------ Data provided

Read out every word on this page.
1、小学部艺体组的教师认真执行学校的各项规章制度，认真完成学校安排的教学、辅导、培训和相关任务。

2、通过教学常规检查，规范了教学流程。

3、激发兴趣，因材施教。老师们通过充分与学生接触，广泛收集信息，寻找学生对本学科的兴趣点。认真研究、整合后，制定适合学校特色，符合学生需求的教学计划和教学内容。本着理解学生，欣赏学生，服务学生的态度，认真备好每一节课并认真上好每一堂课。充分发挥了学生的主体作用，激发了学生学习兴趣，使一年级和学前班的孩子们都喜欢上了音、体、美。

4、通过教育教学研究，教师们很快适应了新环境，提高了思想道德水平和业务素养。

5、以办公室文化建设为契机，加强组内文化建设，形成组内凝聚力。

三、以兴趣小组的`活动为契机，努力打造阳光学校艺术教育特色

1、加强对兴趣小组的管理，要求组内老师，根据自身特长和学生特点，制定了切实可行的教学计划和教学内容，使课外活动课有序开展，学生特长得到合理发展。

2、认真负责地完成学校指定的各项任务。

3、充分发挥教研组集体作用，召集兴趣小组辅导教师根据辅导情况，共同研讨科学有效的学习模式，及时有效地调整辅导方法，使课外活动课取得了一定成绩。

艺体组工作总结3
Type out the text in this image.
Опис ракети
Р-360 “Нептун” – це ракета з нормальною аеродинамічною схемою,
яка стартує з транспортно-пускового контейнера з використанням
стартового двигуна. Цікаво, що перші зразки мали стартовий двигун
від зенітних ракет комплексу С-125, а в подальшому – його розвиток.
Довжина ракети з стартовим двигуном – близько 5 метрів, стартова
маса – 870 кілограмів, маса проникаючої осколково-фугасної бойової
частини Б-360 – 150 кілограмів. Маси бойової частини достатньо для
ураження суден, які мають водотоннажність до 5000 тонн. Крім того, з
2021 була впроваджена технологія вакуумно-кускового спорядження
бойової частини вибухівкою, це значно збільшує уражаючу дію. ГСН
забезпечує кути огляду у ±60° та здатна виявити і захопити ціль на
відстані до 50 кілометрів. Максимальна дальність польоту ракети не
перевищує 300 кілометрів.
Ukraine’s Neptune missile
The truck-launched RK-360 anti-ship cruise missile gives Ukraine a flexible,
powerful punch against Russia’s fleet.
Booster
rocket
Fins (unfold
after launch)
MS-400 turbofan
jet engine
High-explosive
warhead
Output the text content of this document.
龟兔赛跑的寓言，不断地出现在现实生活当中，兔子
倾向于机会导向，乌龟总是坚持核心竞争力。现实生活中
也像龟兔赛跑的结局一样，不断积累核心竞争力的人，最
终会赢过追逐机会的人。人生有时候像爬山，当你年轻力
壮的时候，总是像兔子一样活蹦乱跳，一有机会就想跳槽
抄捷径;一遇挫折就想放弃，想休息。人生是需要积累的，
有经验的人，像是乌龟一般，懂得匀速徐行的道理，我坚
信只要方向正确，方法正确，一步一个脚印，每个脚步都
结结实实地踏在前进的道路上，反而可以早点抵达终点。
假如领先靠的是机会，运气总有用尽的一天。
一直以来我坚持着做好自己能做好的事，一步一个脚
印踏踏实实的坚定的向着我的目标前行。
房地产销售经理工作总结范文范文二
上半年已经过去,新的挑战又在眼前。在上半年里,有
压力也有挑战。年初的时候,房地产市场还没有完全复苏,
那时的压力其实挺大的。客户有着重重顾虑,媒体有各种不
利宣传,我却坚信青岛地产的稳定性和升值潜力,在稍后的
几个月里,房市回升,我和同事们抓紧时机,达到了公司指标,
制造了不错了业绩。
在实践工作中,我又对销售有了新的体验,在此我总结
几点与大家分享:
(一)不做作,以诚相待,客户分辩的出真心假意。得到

------------

▶ [Task goal] Take the line in which "Output the text content of this document." occurs and each subsequent line through the end; give these lines again without alteration.

▶ [Answer to this exercise]
Output the text content of this document.
龟兔赛跑的寓言，不断地出现在现实生活当中，兔子
倾向于机会导向，乌龟总是坚持核心竞争力。现实生活中
也像龟兔赛跑的结局一样，不断积累核心竞争力的人，最
终会赢过追逐机会的人。人生有时候像爬山，当你年轻力
壮的时候，总是像兔子一样活蹦乱跳，一有机会就想跳槽
抄捷径;一遇挫折就想放弃，想休息。人生是需要积累的，
有经验的人，像是乌龟一般，懂得匀速徐行的道理，我坚
信只要方向正确，方法正确，一步一个脚印，每个脚步都
结结实实地踏在前进的道路上，反而可以早点抵达终点。
假如领先靠的是机会，运气总有用尽的一天。
一直以来我坚持着做好自己能做好的事，一步一个脚
印踏踏实实的坚定的向着我的目标前行。
房地产销售经理工作总结范文范文二
上半年已经过去,新的挑战又在眼前。在上半年里,有
压力也有挑战。年初的时候,房地产市场还没有完全复苏,
那时的压力其实挺大的。客户有着重重顾虑,媒体有各种不
利宣传,我却坚信青岛地产的稳定性和升值潜力,在稍后的
几个月里,房市回升,我和同事们抓紧时机,达到了公司指标,
制造了不错了业绩。
在实践工作中,我又对销售有了新的体验,在此我总结
几点与大家分享:
(一)不做作,以诚相待,客户分辩的出真心假意。得到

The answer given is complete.